The data:
(begin)
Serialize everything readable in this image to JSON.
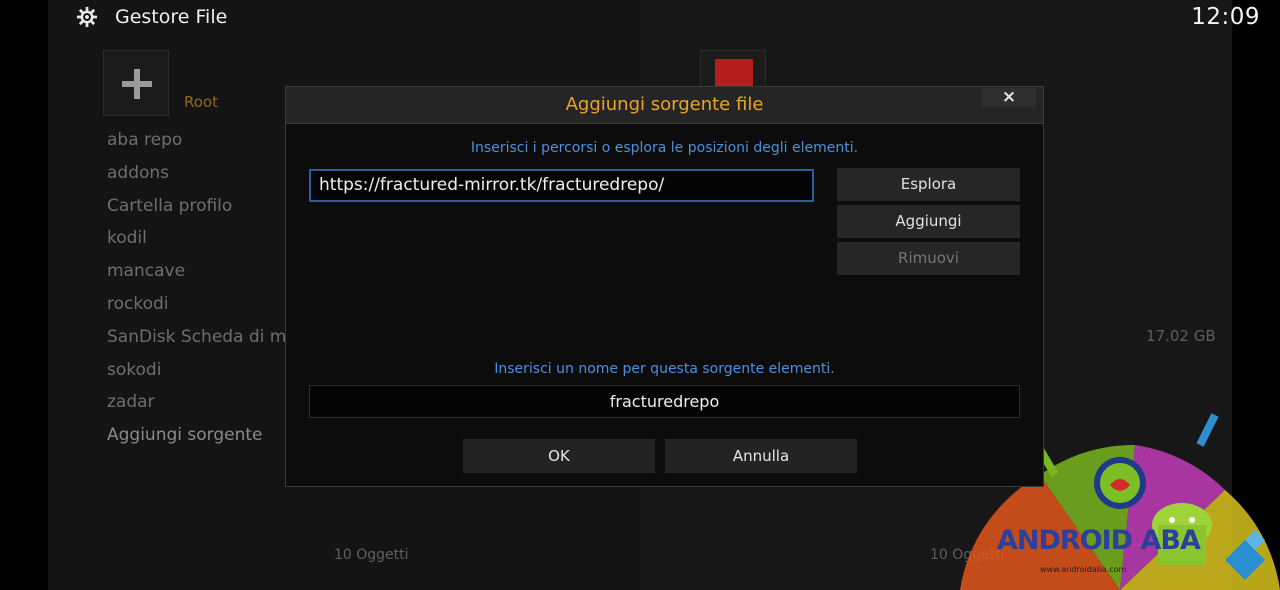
{
  "header": {
    "app_title": "Gestore File",
    "clock": "12:09",
    "icon": "gear-icon"
  },
  "left_pane": {
    "root_label": "Root",
    "sources": [
      "aba repo",
      "addons",
      "Cartella profilo",
      "kodil",
      "mancave",
      "rockodi",
      "SanDisk Scheda di m",
      "sokodi",
      "zadar"
    ],
    "add_source_label": "Aggiungi sorgente",
    "item_count": "10 Oggetti"
  },
  "right_pane": {
    "drive_size": "17.02 GB",
    "item_count": "10 Oggetti"
  },
  "dialog": {
    "title": "Aggiungi sorgente file",
    "close_label": "×",
    "path_hint": "Inserisci i percorsi o esplora le posizioni degli elementi.",
    "path_value": "https://fractured-mirror.tk/fracturedrepo/",
    "browse_label": "Esplora",
    "add_label": "Aggiungi",
    "remove_label": "Rimuovi",
    "name_hint": "Inserisci un nome per questa sorgente elementi.",
    "name_value": "fracturedrepo",
    "ok_label": "OK",
    "cancel_label": "Annulla"
  },
  "watermark": {
    "brand": "ANDROID ABA",
    "url": "www.androidaba.com"
  },
  "colors": {
    "dialog_title": "#e8a52a",
    "hint_text": "#4b90e0",
    "input_focus_border": "#2f5c9c",
    "root_label": "#8a6a1e"
  }
}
(end)
Given exercise:
Verbatim reproduction of every record is required; images are left out.

Task output:
Serialize everything readable in this image to JSON.
{
  "header": {
    "app_title": "Gestore File",
    "clock": "12:09",
    "icon": "gear-icon"
  },
  "left_pane": {
    "root_label": "Root",
    "sources": [
      "aba repo",
      "addons",
      "Cartella profilo",
      "kodil",
      "mancave",
      "rockodi",
      "SanDisk Scheda di m",
      "sokodi",
      "zadar"
    ],
    "add_source_label": "Aggiungi sorgente",
    "item_count": "10 Oggetti"
  },
  "right_pane": {
    "drive_size": "17.02 GB",
    "item_count": "10 Oggetti"
  },
  "dialog": {
    "title": "Aggiungi sorgente file",
    "close_label": "×",
    "path_hint": "Inserisci i percorsi o esplora le posizioni degli elementi.",
    "path_value": "https://fractured-mirror.tk/fracturedrepo/",
    "browse_label": "Esplora",
    "add_label": "Aggiungi",
    "remove_label": "Rimuovi",
    "name_hint": "Inserisci un nome per questa sorgente elementi.",
    "name_value": "fracturedrepo",
    "ok_label": "OK",
    "cancel_label": "Annulla"
  },
  "watermark": {
    "brand": "ANDROID ABA",
    "url": "www.androidaba.com"
  },
  "colors": {
    "dialog_title": "#e8a52a",
    "hint_text": "#4b90e0",
    "input_focus_border": "#2f5c9c",
    "root_label": "#8a6a1e"
  }
}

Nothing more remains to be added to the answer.